§ **Given task**
Below is some material; set it all down exactly, apart from the pictures.

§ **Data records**
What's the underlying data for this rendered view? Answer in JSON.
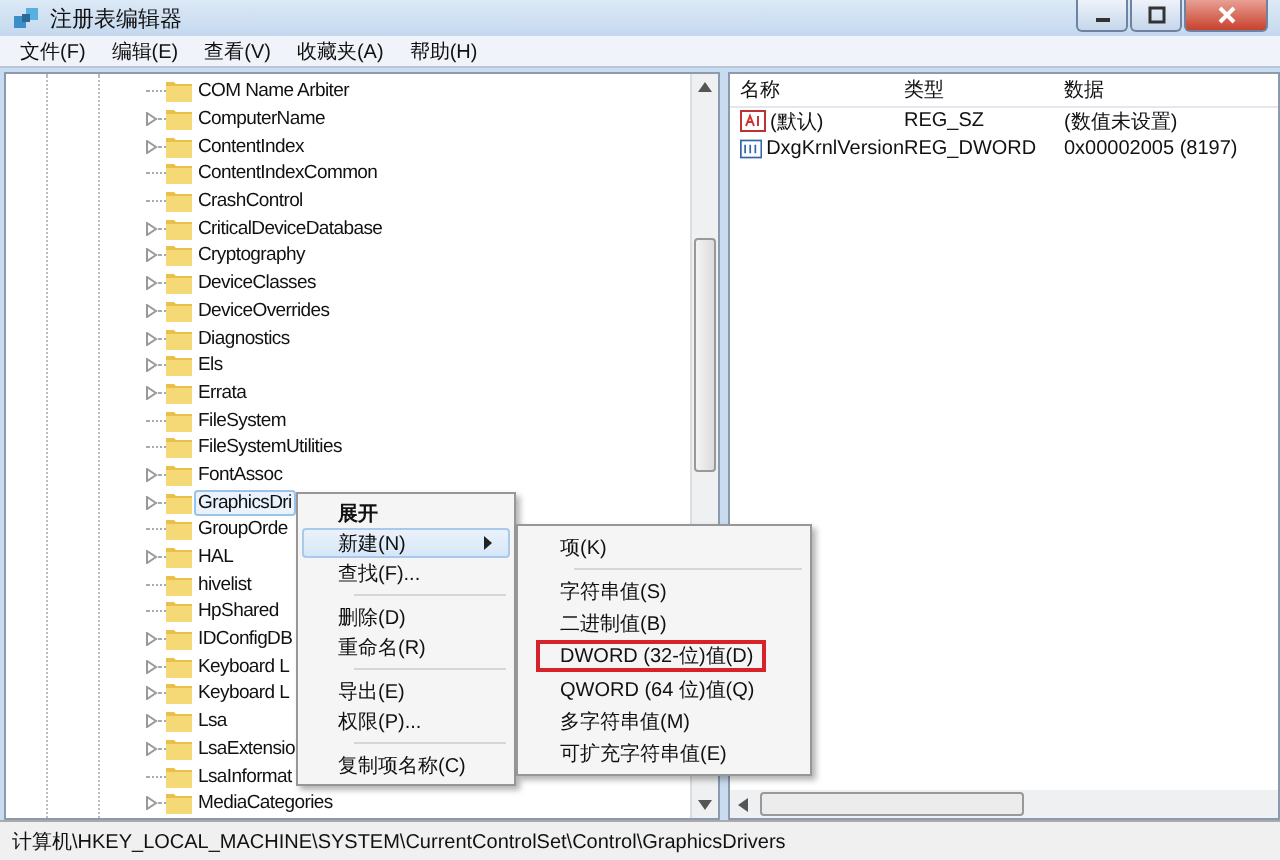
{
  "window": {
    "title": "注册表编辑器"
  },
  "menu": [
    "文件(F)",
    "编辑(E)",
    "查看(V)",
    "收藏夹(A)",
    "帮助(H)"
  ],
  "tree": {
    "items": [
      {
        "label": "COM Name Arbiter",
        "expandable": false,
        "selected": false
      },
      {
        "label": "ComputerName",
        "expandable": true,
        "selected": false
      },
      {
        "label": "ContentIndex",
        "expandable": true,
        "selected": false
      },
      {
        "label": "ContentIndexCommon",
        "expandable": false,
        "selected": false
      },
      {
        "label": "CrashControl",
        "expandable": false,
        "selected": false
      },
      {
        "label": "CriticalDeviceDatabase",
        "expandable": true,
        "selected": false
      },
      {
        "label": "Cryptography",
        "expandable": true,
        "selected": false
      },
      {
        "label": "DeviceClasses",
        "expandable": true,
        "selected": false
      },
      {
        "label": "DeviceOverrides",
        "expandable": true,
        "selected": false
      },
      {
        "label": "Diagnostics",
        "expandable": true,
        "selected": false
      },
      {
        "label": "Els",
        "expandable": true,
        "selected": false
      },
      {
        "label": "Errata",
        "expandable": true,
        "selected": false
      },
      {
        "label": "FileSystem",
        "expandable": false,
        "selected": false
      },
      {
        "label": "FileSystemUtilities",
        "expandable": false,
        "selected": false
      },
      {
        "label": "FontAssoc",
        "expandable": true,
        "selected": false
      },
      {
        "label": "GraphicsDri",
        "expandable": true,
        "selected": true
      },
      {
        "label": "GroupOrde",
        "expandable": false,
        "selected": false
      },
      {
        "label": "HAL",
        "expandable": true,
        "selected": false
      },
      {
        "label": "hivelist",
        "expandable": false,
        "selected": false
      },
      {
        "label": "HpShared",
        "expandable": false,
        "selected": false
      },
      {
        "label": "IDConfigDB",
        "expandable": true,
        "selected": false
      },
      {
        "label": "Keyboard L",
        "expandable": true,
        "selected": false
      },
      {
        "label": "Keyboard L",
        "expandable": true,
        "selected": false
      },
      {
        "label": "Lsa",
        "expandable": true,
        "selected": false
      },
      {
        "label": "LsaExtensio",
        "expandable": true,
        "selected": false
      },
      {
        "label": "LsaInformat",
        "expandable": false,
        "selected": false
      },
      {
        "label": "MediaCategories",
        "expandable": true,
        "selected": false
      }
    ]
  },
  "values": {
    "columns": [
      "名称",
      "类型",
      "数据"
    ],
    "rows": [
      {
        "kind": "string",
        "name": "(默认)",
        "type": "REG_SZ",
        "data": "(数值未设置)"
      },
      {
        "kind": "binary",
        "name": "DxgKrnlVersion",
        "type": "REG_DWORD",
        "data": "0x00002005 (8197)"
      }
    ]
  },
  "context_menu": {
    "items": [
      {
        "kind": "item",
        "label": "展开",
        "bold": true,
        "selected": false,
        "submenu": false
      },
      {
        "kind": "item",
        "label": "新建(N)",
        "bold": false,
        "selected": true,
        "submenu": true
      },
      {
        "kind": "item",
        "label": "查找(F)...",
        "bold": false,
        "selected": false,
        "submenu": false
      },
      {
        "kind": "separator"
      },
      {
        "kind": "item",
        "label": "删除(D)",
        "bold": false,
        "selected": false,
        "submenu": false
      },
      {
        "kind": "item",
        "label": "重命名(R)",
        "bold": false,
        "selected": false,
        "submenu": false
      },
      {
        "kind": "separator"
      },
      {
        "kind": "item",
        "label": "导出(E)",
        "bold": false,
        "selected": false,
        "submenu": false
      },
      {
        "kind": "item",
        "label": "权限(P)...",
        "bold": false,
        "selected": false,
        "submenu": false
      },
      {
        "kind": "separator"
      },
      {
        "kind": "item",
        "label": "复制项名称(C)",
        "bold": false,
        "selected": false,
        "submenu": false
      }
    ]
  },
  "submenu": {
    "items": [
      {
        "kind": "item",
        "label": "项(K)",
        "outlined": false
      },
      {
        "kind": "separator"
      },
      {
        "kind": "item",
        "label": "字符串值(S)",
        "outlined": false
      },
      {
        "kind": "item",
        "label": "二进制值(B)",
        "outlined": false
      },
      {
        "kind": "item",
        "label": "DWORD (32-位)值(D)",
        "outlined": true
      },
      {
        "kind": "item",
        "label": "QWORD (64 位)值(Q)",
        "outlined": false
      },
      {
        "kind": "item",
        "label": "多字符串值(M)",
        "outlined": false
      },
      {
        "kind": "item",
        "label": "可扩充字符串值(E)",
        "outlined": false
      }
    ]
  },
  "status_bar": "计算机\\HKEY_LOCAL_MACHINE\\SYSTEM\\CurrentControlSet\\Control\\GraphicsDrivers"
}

§ **Result of the exercise**
What's the underlying data for this rendered view? Answer in JSON.
{
  "window": {
    "title": "注册表编辑器"
  },
  "menu": [
    "文件(F)",
    "编辑(E)",
    "查看(V)",
    "收藏夹(A)",
    "帮助(H)"
  ],
  "tree": {
    "items": [
      {
        "label": "COM Name Arbiter",
        "expandable": false,
        "selected": false
      },
      {
        "label": "ComputerName",
        "expandable": true,
        "selected": false
      },
      {
        "label": "ContentIndex",
        "expandable": true,
        "selected": false
      },
      {
        "label": "ContentIndexCommon",
        "expandable": false,
        "selected": false
      },
      {
        "label": "CrashControl",
        "expandable": false,
        "selected": false
      },
      {
        "label": "CriticalDeviceDatabase",
        "expandable": true,
        "selected": false
      },
      {
        "label": "Cryptography",
        "expandable": true,
        "selected": false
      },
      {
        "label": "DeviceClasses",
        "expandable": true,
        "selected": false
      },
      {
        "label": "DeviceOverrides",
        "expandable": true,
        "selected": false
      },
      {
        "label": "Diagnostics",
        "expandable": true,
        "selected": false
      },
      {
        "label": "Els",
        "expandable": true,
        "selected": false
      },
      {
        "label": "Errata",
        "expandable": true,
        "selected": false
      },
      {
        "label": "FileSystem",
        "expandable": false,
        "selected": false
      },
      {
        "label": "FileSystemUtilities",
        "expandable": false,
        "selected": false
      },
      {
        "label": "FontAssoc",
        "expandable": true,
        "selected": false
      },
      {
        "label": "GraphicsDri",
        "expandable": true,
        "selected": true
      },
      {
        "label": "GroupOrde",
        "expandable": false,
        "selected": false
      },
      {
        "label": "HAL",
        "expandable": true,
        "selected": false
      },
      {
        "label": "hivelist",
        "expandable": false,
        "selected": false
      },
      {
        "label": "HpShared",
        "expandable": false,
        "selected": false
      },
      {
        "label": "IDConfigDB",
        "expandable": true,
        "selected": false
      },
      {
        "label": "Keyboard L",
        "expandable": true,
        "selected": false
      },
      {
        "label": "Keyboard L",
        "expandable": true,
        "selected": false
      },
      {
        "label": "Lsa",
        "expandable": true,
        "selected": false
      },
      {
        "label": "LsaExtensio",
        "expandable": true,
        "selected": false
      },
      {
        "label": "LsaInformat",
        "expandable": false,
        "selected": false
      },
      {
        "label": "MediaCategories",
        "expandable": true,
        "selected": false
      }
    ]
  },
  "values": {
    "columns": [
      "名称",
      "类型",
      "数据"
    ],
    "rows": [
      {
        "kind": "string",
        "name": "(默认)",
        "type": "REG_SZ",
        "data": "(数值未设置)"
      },
      {
        "kind": "binary",
        "name": "DxgKrnlVersion",
        "type": "REG_DWORD",
        "data": "0x00002005 (8197)"
      }
    ]
  },
  "context_menu": {
    "items": [
      {
        "kind": "item",
        "label": "展开",
        "bold": true,
        "selected": false,
        "submenu": false
      },
      {
        "kind": "item",
        "label": "新建(N)",
        "bold": false,
        "selected": true,
        "submenu": true
      },
      {
        "kind": "item",
        "label": "查找(F)...",
        "bold": false,
        "selected": false,
        "submenu": false
      },
      {
        "kind": "separator"
      },
      {
        "kind": "item",
        "label": "删除(D)",
        "bold": false,
        "selected": false,
        "submenu": false
      },
      {
        "kind": "item",
        "label": "重命名(R)",
        "bold": false,
        "selected": false,
        "submenu": false
      },
      {
        "kind": "separator"
      },
      {
        "kind": "item",
        "label": "导出(E)",
        "bold": false,
        "selected": false,
        "submenu": false
      },
      {
        "kind": "item",
        "label": "权限(P)...",
        "bold": false,
        "selected": false,
        "submenu": false
      },
      {
        "kind": "separator"
      },
      {
        "kind": "item",
        "label": "复制项名称(C)",
        "bold": false,
        "selected": false,
        "submenu": false
      }
    ]
  },
  "submenu": {
    "items": [
      {
        "kind": "item",
        "label": "项(K)",
        "outlined": false
      },
      {
        "kind": "separator"
      },
      {
        "kind": "item",
        "label": "字符串值(S)",
        "outlined": false
      },
      {
        "kind": "item",
        "label": "二进制值(B)",
        "outlined": false
      },
      {
        "kind": "item",
        "label": "DWORD (32-位)值(D)",
        "outlined": true
      },
      {
        "kind": "item",
        "label": "QWORD (64 位)值(Q)",
        "outlined": false
      },
      {
        "kind": "item",
        "label": "多字符串值(M)",
        "outlined": false
      },
      {
        "kind": "item",
        "label": "可扩充字符串值(E)",
        "outlined": false
      }
    ]
  },
  "status_bar": "计算机\\HKEY_LOCAL_MACHINE\\SYSTEM\\CurrentControlSet\\Control\\GraphicsDrivers"
}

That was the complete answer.